Directive -> Check each line of the material below for "than". Report how many have it, with no other words.

START

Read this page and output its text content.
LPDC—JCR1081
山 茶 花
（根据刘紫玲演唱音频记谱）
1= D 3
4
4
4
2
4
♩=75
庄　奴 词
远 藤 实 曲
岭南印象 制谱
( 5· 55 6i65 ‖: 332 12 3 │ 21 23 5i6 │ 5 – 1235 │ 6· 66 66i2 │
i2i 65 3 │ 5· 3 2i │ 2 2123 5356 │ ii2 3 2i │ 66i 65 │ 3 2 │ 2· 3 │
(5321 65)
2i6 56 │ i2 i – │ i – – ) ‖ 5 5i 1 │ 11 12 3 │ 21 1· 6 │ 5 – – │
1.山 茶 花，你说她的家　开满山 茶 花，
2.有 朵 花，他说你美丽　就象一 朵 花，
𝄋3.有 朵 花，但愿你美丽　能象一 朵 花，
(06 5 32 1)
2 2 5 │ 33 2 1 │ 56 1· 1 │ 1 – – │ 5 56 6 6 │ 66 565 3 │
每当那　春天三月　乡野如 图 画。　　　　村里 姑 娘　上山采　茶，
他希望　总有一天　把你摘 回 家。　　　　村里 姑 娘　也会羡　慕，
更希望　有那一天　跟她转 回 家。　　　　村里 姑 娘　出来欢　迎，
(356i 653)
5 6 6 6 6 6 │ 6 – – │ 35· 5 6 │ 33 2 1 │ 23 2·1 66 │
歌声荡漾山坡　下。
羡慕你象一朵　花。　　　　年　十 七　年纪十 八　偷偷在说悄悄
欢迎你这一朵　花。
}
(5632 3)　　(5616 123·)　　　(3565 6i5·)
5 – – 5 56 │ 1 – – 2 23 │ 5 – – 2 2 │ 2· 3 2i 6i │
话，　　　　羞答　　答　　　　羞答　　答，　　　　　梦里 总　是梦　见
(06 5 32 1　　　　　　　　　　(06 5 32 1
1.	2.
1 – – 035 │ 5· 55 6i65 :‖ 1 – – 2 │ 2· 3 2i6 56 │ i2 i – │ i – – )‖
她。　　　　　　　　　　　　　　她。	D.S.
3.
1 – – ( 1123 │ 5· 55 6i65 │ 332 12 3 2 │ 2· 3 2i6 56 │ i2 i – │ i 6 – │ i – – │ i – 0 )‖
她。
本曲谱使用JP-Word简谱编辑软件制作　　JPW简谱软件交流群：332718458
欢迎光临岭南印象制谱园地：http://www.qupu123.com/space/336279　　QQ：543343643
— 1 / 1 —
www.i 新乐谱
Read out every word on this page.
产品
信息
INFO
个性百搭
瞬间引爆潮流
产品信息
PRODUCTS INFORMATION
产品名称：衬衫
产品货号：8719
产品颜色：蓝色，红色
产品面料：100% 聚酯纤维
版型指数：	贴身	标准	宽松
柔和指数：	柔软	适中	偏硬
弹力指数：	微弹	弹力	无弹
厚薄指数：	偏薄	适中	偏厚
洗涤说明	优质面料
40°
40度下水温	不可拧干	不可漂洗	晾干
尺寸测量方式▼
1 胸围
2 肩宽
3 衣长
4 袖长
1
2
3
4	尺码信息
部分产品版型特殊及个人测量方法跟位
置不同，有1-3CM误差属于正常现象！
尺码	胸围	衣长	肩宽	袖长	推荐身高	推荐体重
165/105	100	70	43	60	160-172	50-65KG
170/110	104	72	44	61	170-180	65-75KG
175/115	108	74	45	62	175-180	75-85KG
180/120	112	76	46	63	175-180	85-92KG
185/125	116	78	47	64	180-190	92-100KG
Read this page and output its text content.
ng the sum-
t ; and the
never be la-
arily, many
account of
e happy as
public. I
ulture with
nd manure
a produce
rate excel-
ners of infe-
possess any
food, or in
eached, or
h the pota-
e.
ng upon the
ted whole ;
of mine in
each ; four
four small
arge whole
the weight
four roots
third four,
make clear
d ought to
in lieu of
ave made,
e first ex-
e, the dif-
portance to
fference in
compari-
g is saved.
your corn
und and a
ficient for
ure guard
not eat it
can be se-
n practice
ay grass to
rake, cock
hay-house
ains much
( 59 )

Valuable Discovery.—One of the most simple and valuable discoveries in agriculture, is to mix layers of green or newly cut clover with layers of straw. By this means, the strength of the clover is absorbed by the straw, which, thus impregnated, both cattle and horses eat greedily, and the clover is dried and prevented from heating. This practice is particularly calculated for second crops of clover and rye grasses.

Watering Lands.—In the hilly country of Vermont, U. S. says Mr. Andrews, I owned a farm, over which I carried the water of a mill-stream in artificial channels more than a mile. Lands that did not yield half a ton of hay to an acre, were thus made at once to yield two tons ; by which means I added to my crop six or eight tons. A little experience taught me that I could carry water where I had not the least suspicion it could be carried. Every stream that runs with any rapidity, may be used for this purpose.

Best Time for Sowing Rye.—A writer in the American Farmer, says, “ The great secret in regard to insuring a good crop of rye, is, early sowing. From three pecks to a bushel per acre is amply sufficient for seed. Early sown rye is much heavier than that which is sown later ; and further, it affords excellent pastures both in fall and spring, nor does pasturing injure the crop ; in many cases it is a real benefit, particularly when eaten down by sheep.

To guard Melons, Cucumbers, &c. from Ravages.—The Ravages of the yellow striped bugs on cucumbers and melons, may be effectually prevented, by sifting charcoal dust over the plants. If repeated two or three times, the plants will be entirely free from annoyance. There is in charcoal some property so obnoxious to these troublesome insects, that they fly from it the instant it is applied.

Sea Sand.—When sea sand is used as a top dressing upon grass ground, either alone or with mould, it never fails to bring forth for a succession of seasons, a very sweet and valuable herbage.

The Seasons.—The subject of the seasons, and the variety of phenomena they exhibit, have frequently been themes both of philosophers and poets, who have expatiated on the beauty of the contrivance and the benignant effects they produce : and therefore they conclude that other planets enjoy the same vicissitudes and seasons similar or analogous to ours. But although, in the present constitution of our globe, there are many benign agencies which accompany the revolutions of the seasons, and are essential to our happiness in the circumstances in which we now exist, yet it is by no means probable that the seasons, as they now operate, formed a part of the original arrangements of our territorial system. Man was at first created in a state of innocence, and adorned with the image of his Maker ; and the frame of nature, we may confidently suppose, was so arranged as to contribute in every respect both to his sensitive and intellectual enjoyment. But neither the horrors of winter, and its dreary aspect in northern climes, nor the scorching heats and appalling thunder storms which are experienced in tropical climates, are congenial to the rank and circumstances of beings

END

Solution to the exercise -> 2